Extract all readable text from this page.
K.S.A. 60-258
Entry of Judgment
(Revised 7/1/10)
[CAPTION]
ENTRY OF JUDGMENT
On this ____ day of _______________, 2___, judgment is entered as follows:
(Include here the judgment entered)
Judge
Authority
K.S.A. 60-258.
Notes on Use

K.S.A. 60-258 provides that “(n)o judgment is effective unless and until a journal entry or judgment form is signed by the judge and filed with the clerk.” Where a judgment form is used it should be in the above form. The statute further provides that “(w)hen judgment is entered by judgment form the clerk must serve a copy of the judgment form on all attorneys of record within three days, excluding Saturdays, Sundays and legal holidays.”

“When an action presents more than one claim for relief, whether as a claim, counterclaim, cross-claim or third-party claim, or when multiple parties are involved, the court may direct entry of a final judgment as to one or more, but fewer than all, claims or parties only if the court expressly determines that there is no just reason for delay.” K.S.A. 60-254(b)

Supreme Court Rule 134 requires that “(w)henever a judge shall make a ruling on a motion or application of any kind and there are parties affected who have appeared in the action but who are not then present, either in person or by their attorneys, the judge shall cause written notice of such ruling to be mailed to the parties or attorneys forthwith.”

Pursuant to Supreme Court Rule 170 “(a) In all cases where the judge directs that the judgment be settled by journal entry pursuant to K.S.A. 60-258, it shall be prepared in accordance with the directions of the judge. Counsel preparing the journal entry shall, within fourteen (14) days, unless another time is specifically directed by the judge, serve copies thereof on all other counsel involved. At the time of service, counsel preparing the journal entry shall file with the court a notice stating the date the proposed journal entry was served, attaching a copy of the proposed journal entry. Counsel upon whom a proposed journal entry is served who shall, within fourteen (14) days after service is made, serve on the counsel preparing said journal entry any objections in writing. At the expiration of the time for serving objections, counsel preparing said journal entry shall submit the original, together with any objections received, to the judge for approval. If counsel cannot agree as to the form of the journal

• _The problem_:
Check each line of the records above for the string "this", and report every line that has it.

• _Result of the exercise_:
Extract all readable text from this page.
On this ____ day of _______________, 2___, judgment is entered as follows:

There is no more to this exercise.